> **THE EXERCISE**
Write out, exactly as they appear, only the lines running from the line with "Parse this screenshot: output" to the final line of the listing; include both.

--- Begin DATASET RECORDS ---

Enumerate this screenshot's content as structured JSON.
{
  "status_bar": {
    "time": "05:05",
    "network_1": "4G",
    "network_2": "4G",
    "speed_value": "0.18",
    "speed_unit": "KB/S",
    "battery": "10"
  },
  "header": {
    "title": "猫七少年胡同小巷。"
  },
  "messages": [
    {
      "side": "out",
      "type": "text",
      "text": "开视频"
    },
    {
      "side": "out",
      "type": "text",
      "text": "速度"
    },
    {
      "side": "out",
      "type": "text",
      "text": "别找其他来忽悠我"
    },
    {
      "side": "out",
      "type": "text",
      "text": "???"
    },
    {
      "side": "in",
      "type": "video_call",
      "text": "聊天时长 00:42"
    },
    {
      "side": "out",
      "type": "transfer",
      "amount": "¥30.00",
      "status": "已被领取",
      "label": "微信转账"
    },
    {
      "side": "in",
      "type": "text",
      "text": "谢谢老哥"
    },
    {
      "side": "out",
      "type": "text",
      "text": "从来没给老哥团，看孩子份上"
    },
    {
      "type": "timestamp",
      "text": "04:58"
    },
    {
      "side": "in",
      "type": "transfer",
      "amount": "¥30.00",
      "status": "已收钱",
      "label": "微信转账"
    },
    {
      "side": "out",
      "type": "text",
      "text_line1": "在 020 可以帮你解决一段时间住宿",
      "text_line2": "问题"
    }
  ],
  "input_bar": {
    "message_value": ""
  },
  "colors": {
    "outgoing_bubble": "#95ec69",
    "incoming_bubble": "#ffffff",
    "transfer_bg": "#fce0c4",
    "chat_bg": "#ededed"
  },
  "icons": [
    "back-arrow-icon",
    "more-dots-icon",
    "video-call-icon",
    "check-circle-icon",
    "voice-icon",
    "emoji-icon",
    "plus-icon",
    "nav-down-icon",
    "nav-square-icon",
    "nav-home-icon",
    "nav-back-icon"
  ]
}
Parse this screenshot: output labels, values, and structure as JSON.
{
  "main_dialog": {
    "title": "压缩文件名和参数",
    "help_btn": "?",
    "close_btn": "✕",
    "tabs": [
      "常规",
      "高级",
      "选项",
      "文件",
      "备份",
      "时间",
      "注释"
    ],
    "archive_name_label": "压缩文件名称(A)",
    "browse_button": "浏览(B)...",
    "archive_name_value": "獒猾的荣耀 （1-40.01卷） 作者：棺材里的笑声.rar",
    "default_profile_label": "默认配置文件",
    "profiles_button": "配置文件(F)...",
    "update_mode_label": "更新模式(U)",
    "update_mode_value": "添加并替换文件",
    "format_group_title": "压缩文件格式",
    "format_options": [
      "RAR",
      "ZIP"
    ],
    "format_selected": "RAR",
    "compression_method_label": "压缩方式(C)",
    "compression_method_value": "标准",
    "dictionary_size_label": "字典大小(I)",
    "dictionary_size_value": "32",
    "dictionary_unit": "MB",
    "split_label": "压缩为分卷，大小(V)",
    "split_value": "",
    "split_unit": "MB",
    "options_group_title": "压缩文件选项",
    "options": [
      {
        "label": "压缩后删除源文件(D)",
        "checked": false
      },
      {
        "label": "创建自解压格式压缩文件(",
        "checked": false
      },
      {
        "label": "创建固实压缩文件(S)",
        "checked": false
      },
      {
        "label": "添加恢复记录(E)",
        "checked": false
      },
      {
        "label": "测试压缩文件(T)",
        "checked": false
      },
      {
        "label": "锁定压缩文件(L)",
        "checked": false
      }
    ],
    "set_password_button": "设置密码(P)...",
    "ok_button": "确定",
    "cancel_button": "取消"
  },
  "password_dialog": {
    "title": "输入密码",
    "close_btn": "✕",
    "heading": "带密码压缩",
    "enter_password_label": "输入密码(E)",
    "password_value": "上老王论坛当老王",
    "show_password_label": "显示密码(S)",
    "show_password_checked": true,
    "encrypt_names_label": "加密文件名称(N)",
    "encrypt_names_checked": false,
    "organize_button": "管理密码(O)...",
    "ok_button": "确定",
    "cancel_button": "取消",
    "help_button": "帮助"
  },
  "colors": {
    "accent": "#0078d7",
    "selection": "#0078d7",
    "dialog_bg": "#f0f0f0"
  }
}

--- End DATASET RECORDS ---

> **SOLUTION TO THE EXERCISE**
Parse this screenshot: output labels, values, and structure as JSON.
{
  "main_dialog": {
    "title": "压缩文件名和参数",
    "help_btn": "?",
    "close_btn": "✕",
    "tabs": [
      "常规",
      "高级",
      "选项",
      "文件",
      "备份",
      "时间",
      "注释"
    ],
    "archive_name_label": "压缩文件名称(A)",
    "browse_button": "浏览(B)...",
    "archive_name_value": "獒猾的荣耀 （1-40.01卷） 作者：棺材里的笑声.rar",
    "default_profile_label": "默认配置文件",
    "profiles_button": "配置文件(F)...",
    "update_mode_label": "更新模式(U)",
    "update_mode_value": "添加并替换文件",
    "format_group_title": "压缩文件格式",
    "format_options": [
      "RAR",
      "ZIP"
    ],
    "format_selected": "RAR",
    "compression_method_label": "压缩方式(C)",
    "compression_method_value": "标准",
    "dictionary_size_label": "字典大小(I)",
    "dictionary_size_value": "32",
    "dictionary_unit": "MB",
    "split_label": "压缩为分卷，大小(V)",
    "split_value": "",
    "split_unit": "MB",
    "options_group_title": "压缩文件选项",
    "options": [
      {
        "label": "压缩后删除源文件(D)",
        "checked": false
      },
      {
        "label": "创建自解压格式压缩文件(",
        "checked": false
      },
      {
        "label": "创建固实压缩文件(S)",
        "checked": false
      },
      {
        "label": "添加恢复记录(E)",
        "checked": false
      },
      {
        "label": "测试压缩文件(T)",
        "checked": false
      },
      {
        "label": "锁定压缩文件(L)",
        "checked": false
      }
    ],
    "set_password_button": "设置密码(P)...",
    "ok_button": "确定",
    "cancel_button": "取消"
  },
  "password_dialog": {
    "title": "输入密码",
    "close_btn": "✕",
    "heading": "带密码压缩",
    "enter_password_label": "输入密码(E)",
    "password_value": "上老王论坛当老王",
    "show_password_label": "显示密码(S)",
    "show_password_checked": true,
    "encrypt_names_label": "加密文件名称(N)",
    "encrypt_names_checked": false,
    "organize_button": "管理密码(O)...",
    "ok_button": "确定",
    "cancel_button": "取消",
    "help_button": "帮助"
  },
  "colors": {
    "accent": "#0078d7",
    "selection": "#0078d7",
    "dialog_bg": "#f0f0f0"
  }
}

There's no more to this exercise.